▸ **What you should do**:
Please rewrite the part of the rows that opens with the line containing "254, 711, 292]" and closes with the line containing "paragraph-line: 过期不予受理。: [103, 441, 711, 479]", changing "复印件" to "影印件" and leaving everything else unchanged. Return only those lines.

· · · · · · ·

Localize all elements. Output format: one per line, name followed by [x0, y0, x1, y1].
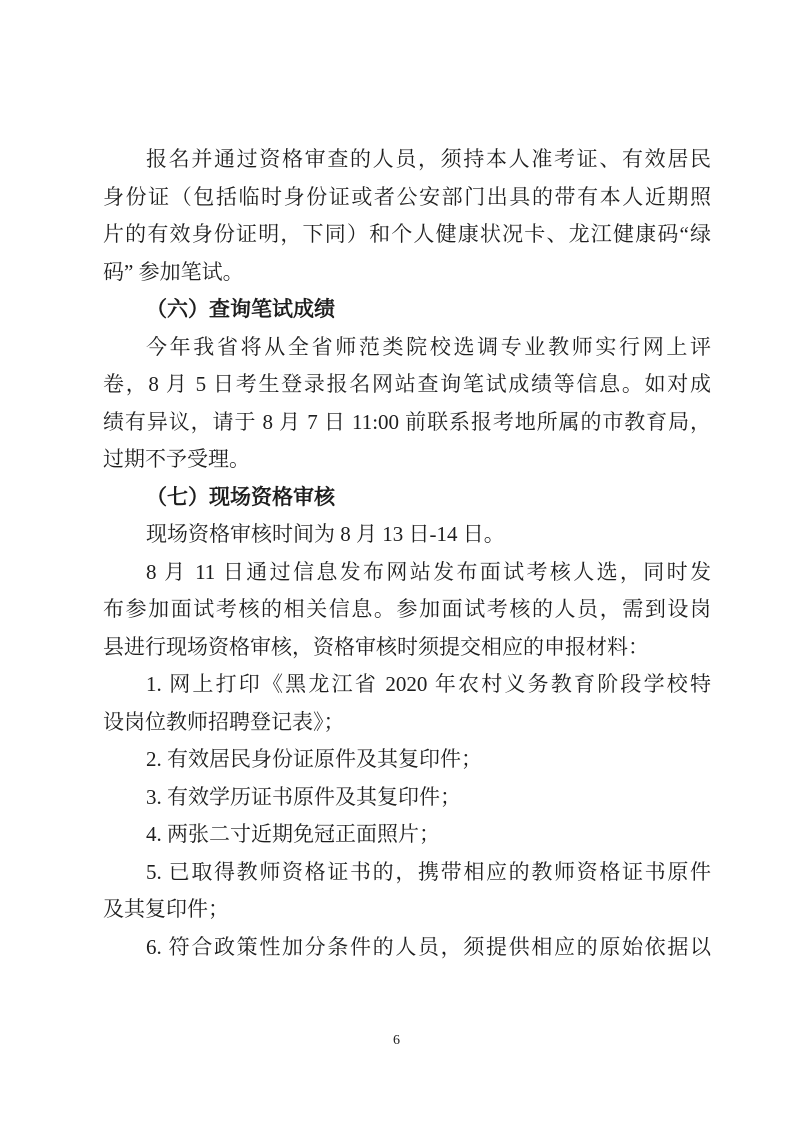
paragraph-line: 码” 参加笔试。: [103, 254, 711, 292]
paragraph-line: 县进行现场资格审核，资格审核时须提交相应的申报材料：: [103, 629, 711, 667]
list-item-1-line: 1. 网上打印《黑龙江省 2020 年农村义务教育阶段学校特: [103, 666, 711, 704]
document-page: 报名并通过资格审查的人员，须持本人准考证、有效居民 身份证（包括临时身份证或者公…: [0, 0, 793, 1122]
paragraph-line: 报名并通过资格审查的人员，须持本人准考证、有效居民: [103, 141, 711, 179]
list-item-5-line: 5. 已取得教师资格证书的，携带相应的教师资格证书原件: [103, 854, 711, 892]
paragraph-line: 布参加面试考核的相关信息。参加面试考核的人员，需到设岗: [103, 591, 711, 629]
section-heading-6: （六）查询笔试成绩: [103, 291, 711, 329]
paragraph-line: 8 月 11 日通过信息发布网站发布面试考核人选，同时发: [103, 554, 711, 592]
paragraph-line: 卷，8 月 5 日考生登录报名网站查询笔试成绩等信息。如对成: [103, 366, 711, 404]
page-number: 6: [0, 1031, 793, 1051]
paragraph-line: 片的有效身份证明，下同）和个人健康状况卡、龙江健康码“绿: [103, 216, 711, 254]
list-item-5-line: 及其复印件；: [103, 891, 711, 929]
list-item-4-line: 4. 两张二寸近期免冠正面照片；: [103, 816, 711, 854]
list-item-1-line: 设岗位教师招聘登记表》；: [103, 704, 711, 742]
text-column: 报名并通过资格审查的人员，须持本人准考证、有效居民 身份证（包括临时身份证或者公…: [103, 141, 711, 966]
paragraph-line: 绩有异议，请于 8 月 7 日 11:00 前联系报考地所属的市教育局，: [103, 404, 711, 442]
list-item-6-line: 6. 符合政策性加分条件的人员，须提供相应的原始依据以: [103, 929, 711, 967]
list-item-2-line: 2. 有效居民身份证原件及其复印件；: [103, 741, 711, 779]
paragraph-line: 现场资格审核时间为 8 月 13 日-14 日。: [103, 516, 711, 554]
paragraph-line: 今年我省将从全省师范类院校选调专业教师实行网上评: [103, 329, 711, 367]
section-heading-7: （七）现场资格审核: [103, 479, 711, 517]
list-item-3-line: 3. 有效学历证书原件及其复印件；: [103, 779, 711, 817]
paragraph-line: 过期不予受理。: [103, 441, 711, 479]
paragraph-line: 身份证（包括临时身份证或者公安部门出具的带有本人近期照: [103, 179, 711, 217]
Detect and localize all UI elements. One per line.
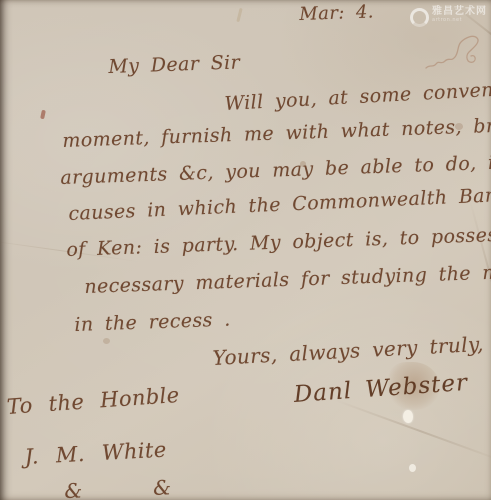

· · · · · · ·

▸ **Solution for this exercise**:
paragraph-line: 码” 参加笔试。: [103, 254, 711, 292]
paragraph-line: 县进行现场资格审核，资格审核时须提交相应的申报材料：: [103, 629, 711, 667]
list-item-1-line: 1. 网上打印《黑龙江省 2020 年农村义务教育阶段学校特: [103, 666, 711, 704]
document-page: 报名并通过资格审查的人员，须持本人准考证、有效居民 身份证（包括临时身份证或者公…: [0, 0, 793, 1122]
paragraph-line: 报名并通过资格审查的人员，须持本人准考证、有效居民: [103, 141, 711, 179]
list-item-5-line: 5. 已取得教师资格证书的，携带相应的教师资格证书原件: [103, 854, 711, 892]
paragraph-line: 布参加面试考核的相关信息。参加面试考核的人员，需到设岗: [103, 591, 711, 629]
section-heading-6: （六）查询笔试成绩: [103, 291, 711, 329]
paragraph-line: 8 月 11 日通过信息发布网站发布面试考核人选，同时发: [103, 554, 711, 592]
paragraph-line: 卷，8 月 5 日考生登录报名网站查询笔试成绩等信息。如对成: [103, 366, 711, 404]
page-number: 6: [0, 1031, 793, 1051]
paragraph-line: 片的有效身份证明，下同）和个人健康状况卡、龙江健康码“绿: [103, 216, 711, 254]
list-item-5-line: 及其影印件；: [103, 891, 711, 929]
list-item-4-line: 4. 两张二寸近期免冠正面照片；: [103, 816, 711, 854]
list-item-1-line: 设岗位教师招聘登记表》；: [103, 704, 711, 742]
text-column: 报名并通过资格审查的人员，须持本人准考证、有效居民 身份证（包括临时身份证或者公…: [103, 141, 711, 966]
paragraph-line: 绩有异议，请于 8 月 7 日 11:00 前联系报考地所属的市教育局，: [103, 404, 711, 442]
list-item-6-line: 6. 符合政策性加分条件的人员，须提供相应的原始依据以: [103, 929, 711, 967]
list-item-2-line: 2. 有效居民身份证原件及其影印件；: [103, 741, 711, 779]
paragraph-line: 现场资格审核时间为 8 月 13 日-14 日。: [103, 516, 711, 554]
paragraph-line: 今年我省将从全省师范类院校选调专业教师实行网上评: [103, 329, 711, 367]
section-heading-7: （七）现场资格审核: [103, 479, 711, 517]
list-item-3-line: 3. 有效学历证书原件及其影印件；: [103, 779, 711, 817]
paragraph-line: 过期不予受理。: [103, 441, 711, 479]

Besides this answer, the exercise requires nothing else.